[A block of data]
'''
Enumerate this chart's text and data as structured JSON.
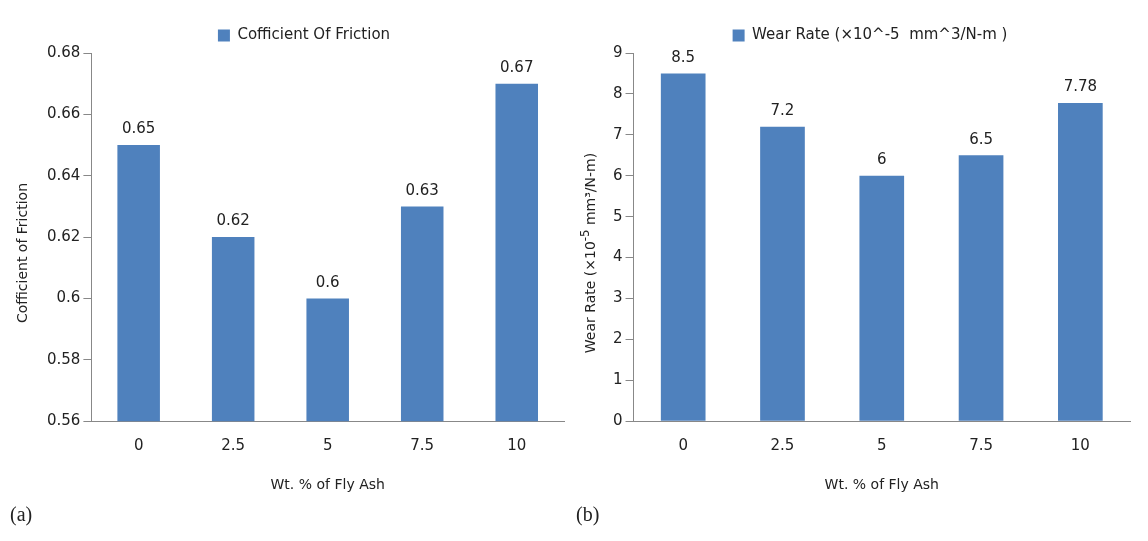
{
  "chart_data": [
    {
      "type": "bar",
      "categories": [
        "0",
        "2.5",
        "5",
        "7.5",
        "10"
      ],
      "series": [
        {
          "name": "Cofficient Of Friction",
          "color": "#4f81bd",
          "values": [
            0.65,
            0.62,
            0.6,
            0.63,
            0.67
          ]
        }
      ],
      "xlabel": "Wt. % of Fly Ash",
      "ylabel": "Cofficient of Friction",
      "ylim": [
        0.56,
        0.68
      ],
      "yticks": [
        0.56,
        0.58,
        0.6,
        0.62,
        0.64,
        0.66,
        0.68
      ],
      "grid": false,
      "legend": "top",
      "data_labels": true,
      "annotations": [
        "(a)"
      ]
    },
    {
      "type": "bar",
      "categories": [
        "0",
        "2.5",
        "5",
        "7.5",
        "10"
      ],
      "series": [
        {
          "name": "Wear Rate (×10^-5  mm^3/N-m )",
          "color": "#4f81bd",
          "values": [
            8.5,
            7.2,
            6,
            6.5,
            7.78
          ]
        }
      ],
      "xlabel": "Wt. % of Fly Ash",
      "ylabel": "Wear Rate (×10$^{-5}$ mm³/N-m)",
      "ylim": [
        0,
        9
      ],
      "yticks": [
        0,
        1,
        2,
        3,
        4,
        5,
        6,
        7,
        8,
        9
      ],
      "grid": false,
      "legend": "top",
      "data_labels": true,
      "annotations": [
        "(b)"
      ]
    }
  ]
}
'''
- Problem to solve:
Copy out all the data without changing anything, and drop the pictures.

- Result:
Enumerate this chart's text and data as structured JSON.
{
  "chart_data": [
    {
      "type": "bar",
      "categories": [
        "0",
        "2.5",
        "5",
        "7.5",
        "10"
      ],
      "series": [
        {
          "name": "Cofficient Of Friction",
          "color": "#4f81bd",
          "values": [
            0.65,
            0.62,
            0.6,
            0.63,
            0.67
          ]
        }
      ],
      "xlabel": "Wt. % of Fly Ash",
      "ylabel": "Cofficient of Friction",
      "ylim": [
        0.56,
        0.68
      ],
      "yticks": [
        0.56,
        0.58,
        0.6,
        0.62,
        0.64,
        0.66,
        0.68
      ],
      "grid": false,
      "legend": "top",
      "data_labels": true,
      "annotations": [
        "(a)"
      ]
    },
    {
      "type": "bar",
      "categories": [
        "0",
        "2.5",
        "5",
        "7.5",
        "10"
      ],
      "series": [
        {
          "name": "Wear Rate (×10^-5  mm^3/N-m )",
          "color": "#4f81bd",
          "values": [
            8.5,
            7.2,
            6,
            6.5,
            7.78
          ]
        }
      ],
      "xlabel": "Wt. % of Fly Ash",
      "ylabel": "Wear Rate (×10$^{-5}$ mm³/N-m)",
      "ylim": [
        0,
        9
      ],
      "yticks": [
        0,
        1,
        2,
        3,
        4,
        5,
        6,
        7,
        8,
        9
      ],
      "grid": false,
      "legend": "top",
      "data_labels": true,
      "annotations": [
        "(b)"
      ]
    }
  ]
}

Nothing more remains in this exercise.